[Set exercise]
Restate the complete material exactly.

───── Provided data

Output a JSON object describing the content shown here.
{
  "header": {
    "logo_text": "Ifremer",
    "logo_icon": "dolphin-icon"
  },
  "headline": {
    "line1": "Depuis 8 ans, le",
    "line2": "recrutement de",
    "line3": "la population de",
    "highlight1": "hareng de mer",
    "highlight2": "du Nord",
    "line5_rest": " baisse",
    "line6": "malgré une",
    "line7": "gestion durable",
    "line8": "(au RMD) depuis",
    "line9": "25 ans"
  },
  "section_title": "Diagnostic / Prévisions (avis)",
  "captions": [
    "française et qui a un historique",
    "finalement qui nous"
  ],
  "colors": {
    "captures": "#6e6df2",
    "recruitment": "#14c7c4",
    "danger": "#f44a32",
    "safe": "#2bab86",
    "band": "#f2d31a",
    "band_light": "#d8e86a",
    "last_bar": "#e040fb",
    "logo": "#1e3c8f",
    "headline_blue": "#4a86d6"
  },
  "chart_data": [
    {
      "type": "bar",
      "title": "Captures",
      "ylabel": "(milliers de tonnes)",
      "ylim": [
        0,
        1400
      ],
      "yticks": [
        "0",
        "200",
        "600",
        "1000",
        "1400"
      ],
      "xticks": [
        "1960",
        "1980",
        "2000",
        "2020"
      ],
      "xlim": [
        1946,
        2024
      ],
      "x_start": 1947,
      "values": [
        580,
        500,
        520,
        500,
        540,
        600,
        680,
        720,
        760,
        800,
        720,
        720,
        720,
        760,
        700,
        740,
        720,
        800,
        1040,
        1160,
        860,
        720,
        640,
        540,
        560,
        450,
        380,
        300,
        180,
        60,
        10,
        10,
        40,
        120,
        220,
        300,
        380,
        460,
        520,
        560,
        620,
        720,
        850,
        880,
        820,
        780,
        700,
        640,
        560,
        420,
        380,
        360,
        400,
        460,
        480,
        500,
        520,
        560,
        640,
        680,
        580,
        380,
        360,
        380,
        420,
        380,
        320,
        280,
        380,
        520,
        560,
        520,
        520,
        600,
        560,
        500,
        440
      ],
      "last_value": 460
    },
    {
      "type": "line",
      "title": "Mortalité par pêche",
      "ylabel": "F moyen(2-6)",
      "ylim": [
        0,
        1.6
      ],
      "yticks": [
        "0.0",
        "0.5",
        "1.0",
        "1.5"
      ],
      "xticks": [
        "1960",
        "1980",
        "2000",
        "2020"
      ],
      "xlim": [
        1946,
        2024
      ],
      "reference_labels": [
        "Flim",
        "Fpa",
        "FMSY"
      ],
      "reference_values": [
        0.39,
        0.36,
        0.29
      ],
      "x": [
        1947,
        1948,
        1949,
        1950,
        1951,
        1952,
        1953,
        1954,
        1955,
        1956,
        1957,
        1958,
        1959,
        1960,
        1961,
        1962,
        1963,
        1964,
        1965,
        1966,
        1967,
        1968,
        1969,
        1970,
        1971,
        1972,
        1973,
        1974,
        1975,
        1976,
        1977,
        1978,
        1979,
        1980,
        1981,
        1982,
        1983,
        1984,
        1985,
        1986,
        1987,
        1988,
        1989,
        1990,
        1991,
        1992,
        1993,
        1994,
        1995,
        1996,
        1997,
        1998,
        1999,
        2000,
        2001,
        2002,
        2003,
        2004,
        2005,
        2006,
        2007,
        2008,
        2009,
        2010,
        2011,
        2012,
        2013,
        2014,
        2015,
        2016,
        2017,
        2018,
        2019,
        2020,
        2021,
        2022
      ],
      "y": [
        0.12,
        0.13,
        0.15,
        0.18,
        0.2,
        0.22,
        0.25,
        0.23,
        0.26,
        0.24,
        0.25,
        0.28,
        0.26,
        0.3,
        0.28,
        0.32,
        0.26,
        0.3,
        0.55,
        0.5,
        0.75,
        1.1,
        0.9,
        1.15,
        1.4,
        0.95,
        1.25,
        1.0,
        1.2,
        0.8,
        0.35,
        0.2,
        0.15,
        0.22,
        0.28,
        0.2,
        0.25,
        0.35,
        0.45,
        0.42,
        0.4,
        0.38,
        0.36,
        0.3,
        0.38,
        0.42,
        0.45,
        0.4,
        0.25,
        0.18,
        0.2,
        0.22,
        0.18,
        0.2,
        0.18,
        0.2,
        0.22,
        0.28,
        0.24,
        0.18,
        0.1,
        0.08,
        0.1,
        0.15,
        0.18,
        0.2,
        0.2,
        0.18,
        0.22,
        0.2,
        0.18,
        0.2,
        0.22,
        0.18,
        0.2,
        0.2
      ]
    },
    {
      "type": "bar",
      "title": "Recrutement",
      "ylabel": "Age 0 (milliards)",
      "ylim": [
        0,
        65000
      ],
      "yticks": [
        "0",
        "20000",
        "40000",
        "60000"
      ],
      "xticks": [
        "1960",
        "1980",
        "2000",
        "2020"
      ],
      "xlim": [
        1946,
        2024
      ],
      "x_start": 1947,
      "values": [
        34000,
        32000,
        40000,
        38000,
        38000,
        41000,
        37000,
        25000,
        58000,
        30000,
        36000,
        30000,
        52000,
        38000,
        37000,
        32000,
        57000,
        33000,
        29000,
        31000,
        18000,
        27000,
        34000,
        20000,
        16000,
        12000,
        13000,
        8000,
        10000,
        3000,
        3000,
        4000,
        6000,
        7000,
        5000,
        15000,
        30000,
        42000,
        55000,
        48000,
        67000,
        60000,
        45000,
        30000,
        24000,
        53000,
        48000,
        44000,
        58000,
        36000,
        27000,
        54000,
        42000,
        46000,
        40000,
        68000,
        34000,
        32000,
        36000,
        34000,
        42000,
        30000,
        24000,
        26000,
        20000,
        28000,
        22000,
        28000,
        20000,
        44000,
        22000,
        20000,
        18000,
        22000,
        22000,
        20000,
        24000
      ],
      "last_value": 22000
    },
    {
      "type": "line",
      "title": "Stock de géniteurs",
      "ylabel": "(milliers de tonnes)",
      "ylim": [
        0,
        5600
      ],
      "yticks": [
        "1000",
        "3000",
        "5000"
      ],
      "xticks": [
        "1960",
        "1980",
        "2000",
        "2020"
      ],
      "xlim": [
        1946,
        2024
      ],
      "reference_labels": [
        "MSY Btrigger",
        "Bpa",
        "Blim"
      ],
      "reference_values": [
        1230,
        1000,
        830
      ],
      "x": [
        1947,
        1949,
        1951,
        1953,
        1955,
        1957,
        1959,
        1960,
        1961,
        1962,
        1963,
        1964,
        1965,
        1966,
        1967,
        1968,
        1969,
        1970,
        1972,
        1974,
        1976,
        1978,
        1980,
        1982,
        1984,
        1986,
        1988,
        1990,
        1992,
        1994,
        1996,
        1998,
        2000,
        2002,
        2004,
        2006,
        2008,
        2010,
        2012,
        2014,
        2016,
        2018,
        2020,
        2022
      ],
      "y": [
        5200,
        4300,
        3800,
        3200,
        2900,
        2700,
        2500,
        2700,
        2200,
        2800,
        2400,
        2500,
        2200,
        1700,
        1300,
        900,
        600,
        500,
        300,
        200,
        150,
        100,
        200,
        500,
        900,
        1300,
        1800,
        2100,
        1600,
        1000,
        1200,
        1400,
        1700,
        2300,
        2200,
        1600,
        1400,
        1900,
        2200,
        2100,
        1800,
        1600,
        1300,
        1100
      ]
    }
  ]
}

──────────

[Correct response]
Output a JSON object describing the content shown here.
{
  "header": {
    "logo_text": "Ifremer",
    "logo_icon": "dolphin-icon"
  },
  "headline": {
    "line1": "Depuis 8 ans, le",
    "line2": "recrutement de",
    "line3": "la population de",
    "highlight1": "hareng de mer",
    "highlight2": "du Nord",
    "line5_rest": " baisse",
    "line6": "malgré une",
    "line7": "gestion durable",
    "line8": "(au RMD) depuis",
    "line9": "25 ans"
  },
  "section_title": "Diagnostic / Prévisions (avis)",
  "captions": [
    "française et qui a un historique",
    "finalement qui nous"
  ],
  "colors": {
    "captures": "#6e6df2",
    "recruitment": "#14c7c4",
    "danger": "#f44a32",
    "safe": "#2bab86",
    "band": "#f2d31a",
    "band_light": "#d8e86a",
    "last_bar": "#e040fb",
    "logo": "#1e3c8f",
    "headline_blue": "#4a86d6"
  },
  "chart_data": [
    {
      "type": "bar",
      "title": "Captures",
      "ylabel": "(milliers de tonnes)",
      "ylim": [
        0,
        1400
      ],
      "yticks": [
        "0",
        "200",
        "600",
        "1000",
        "1400"
      ],
      "xticks": [
        "1960",
        "1980",
        "2000",
        "2020"
      ],
      "xlim": [
        1946,
        2024
      ],
      "x_start": 1947,
      "values": [
        580,
        500,
        520,
        500,
        540,
        600,
        680,
        720,
        760,
        800,
        720,
        720,
        720,
        760,
        700,
        740,
        720,
        800,
        1040,
        1160,
        860,
        720,
        640,
        540,
        560,
        450,
        380,
        300,
        180,
        60,
        10,
        10,
        40,
        120,
        220,
        300,
        380,
        460,
        520,
        560,
        620,
        720,
        850,
        880,
        820,
        780,
        700,
        640,
        560,
        420,
        380,
        360,
        400,
        460,
        480,
        500,
        520,
        560,
        640,
        680,
        580,
        380,
        360,
        380,
        420,
        380,
        320,
        280,
        380,
        520,
        560,
        520,
        520,
        600,
        560,
        500,
        440
      ],
      "last_value": 460
    },
    {
      "type": "line",
      "title": "Mortalité par pêche",
      "ylabel": "F moyen(2-6)",
      "ylim": [
        0,
        1.6
      ],
      "yticks": [
        "0.0",
        "0.5",
        "1.0",
        "1.5"
      ],
      "xticks": [
        "1960",
        "1980",
        "2000",
        "2020"
      ],
      "xlim": [
        1946,
        2024
      ],
      "reference_labels": [
        "Flim",
        "Fpa",
        "FMSY"
      ],
      "reference_values": [
        0.39,
        0.36,
        0.29
      ],
      "x": [
        1947,
        1948,
        1949,
        1950,
        1951,
        1952,
        1953,
        1954,
        1955,
        1956,
        1957,
        1958,
        1959,
        1960,
        1961,
        1962,
        1963,
        1964,
        1965,
        1966,
        1967,
        1968,
        1969,
        1970,
        1971,
        1972,
        1973,
        1974,
        1975,
        1976,
        1977,
        1978,
        1979,
        1980,
        1981,
        1982,
        1983,
        1984,
        1985,
        1986,
        1987,
        1988,
        1989,
        1990,
        1991,
        1992,
        1993,
        1994,
        1995,
        1996,
        1997,
        1998,
        1999,
        2000,
        2001,
        2002,
        2003,
        2004,
        2005,
        2006,
        2007,
        2008,
        2009,
        2010,
        2011,
        2012,
        2013,
        2014,
        2015,
        2016,
        2017,
        2018,
        2019,
        2020,
        2021,
        2022
      ],
      "y": [
        0.12,
        0.13,
        0.15,
        0.18,
        0.2,
        0.22,
        0.25,
        0.23,
        0.26,
        0.24,
        0.25,
        0.28,
        0.26,
        0.3,
        0.28,
        0.32,
        0.26,
        0.3,
        0.55,
        0.5,
        0.75,
        1.1,
        0.9,
        1.15,
        1.4,
        0.95,
        1.25,
        1.0,
        1.2,
        0.8,
        0.35,
        0.2,
        0.15,
        0.22,
        0.28,
        0.2,
        0.25,
        0.35,
        0.45,
        0.42,
        0.4,
        0.38,
        0.36,
        0.3,
        0.38,
        0.42,
        0.45,
        0.4,
        0.25,
        0.18,
        0.2,
        0.22,
        0.18,
        0.2,
        0.18,
        0.2,
        0.22,
        0.28,
        0.24,
        0.18,
        0.1,
        0.08,
        0.1,
        0.15,
        0.18,
        0.2,
        0.2,
        0.18,
        0.22,
        0.2,
        0.18,
        0.2,
        0.22,
        0.18,
        0.2,
        0.2
      ]
    },
    {
      "type": "bar",
      "title": "Recrutement",
      "ylabel": "Age 0 (milliards)",
      "ylim": [
        0,
        65000
      ],
      "yticks": [
        "0",
        "20000",
        "40000",
        "60000"
      ],
      "xticks": [
        "1960",
        "1980",
        "2000",
        "2020"
      ],
      "xlim": [
        1946,
        2024
      ],
      "x_start": 1947,
      "values": [
        34000,
        32000,
        40000,
        38000,
        38000,
        41000,
        37000,
        25000,
        58000,
        30000,
        36000,
        30000,
        52000,
        38000,
        37000,
        32000,
        57000,
        33000,
        29000,
        31000,
        18000,
        27000,
        34000,
        20000,
        16000,
        12000,
        13000,
        8000,
        10000,
        3000,
        3000,
        4000,
        6000,
        7000,
        5000,
        15000,
        30000,
        42000,
        55000,
        48000,
        67000,
        60000,
        45000,
        30000,
        24000,
        53000,
        48000,
        44000,
        58000,
        36000,
        27000,
        54000,
        42000,
        46000,
        40000,
        68000,
        34000,
        32000,
        36000,
        34000,
        42000,
        30000,
        24000,
        26000,
        20000,
        28000,
        22000,
        28000,
        20000,
        44000,
        22000,
        20000,
        18000,
        22000,
        22000,
        20000,
        24000
      ],
      "last_value": 22000
    },
    {
      "type": "line",
      "title": "Stock de géniteurs",
      "ylabel": "(milliers de tonnes)",
      "ylim": [
        0,
        5600
      ],
      "yticks": [
        "1000",
        "3000",
        "5000"
      ],
      "xticks": [
        "1960",
        "1980",
        "2000",
        "2020"
      ],
      "xlim": [
        1946,
        2024
      ],
      "reference_labels": [
        "MSY Btrigger",
        "Bpa",
        "Blim"
      ],
      "reference_values": [
        1230,
        1000,
        830
      ],
      "x": [
        1947,
        1949,
        1951,
        1953,
        1955,
        1957,
        1959,
        1960,
        1961,
        1962,
        1963,
        1964,
        1965,
        1966,
        1967,
        1968,
        1969,
        1970,
        1972,
        1974,
        1976,
        1978,
        1980,
        1982,
        1984,
        1986,
        1988,
        1990,
        1992,
        1994,
        1996,
        1998,
        2000,
        2002,
        2004,
        2006,
        2008,
        2010,
        2012,
        2014,
        2016,
        2018,
        2020,
        2022
      ],
      "y": [
        5200,
        4300,
        3800,
        3200,
        2900,
        2700,
        2500,
        2700,
        2200,
        2800,
        2400,
        2500,
        2200,
        1700,
        1300,
        900,
        600,
        500,
        300,
        200,
        150,
        100,
        200,
        500,
        900,
        1300,
        1800,
        2100,
        1600,
        1000,
        1200,
        1400,
        1700,
        2300,
        2200,
        1600,
        1400,
        1900,
        2200,
        2100,
        1800,
        1600,
        1300,
        1100
      ]
    }
  ]
}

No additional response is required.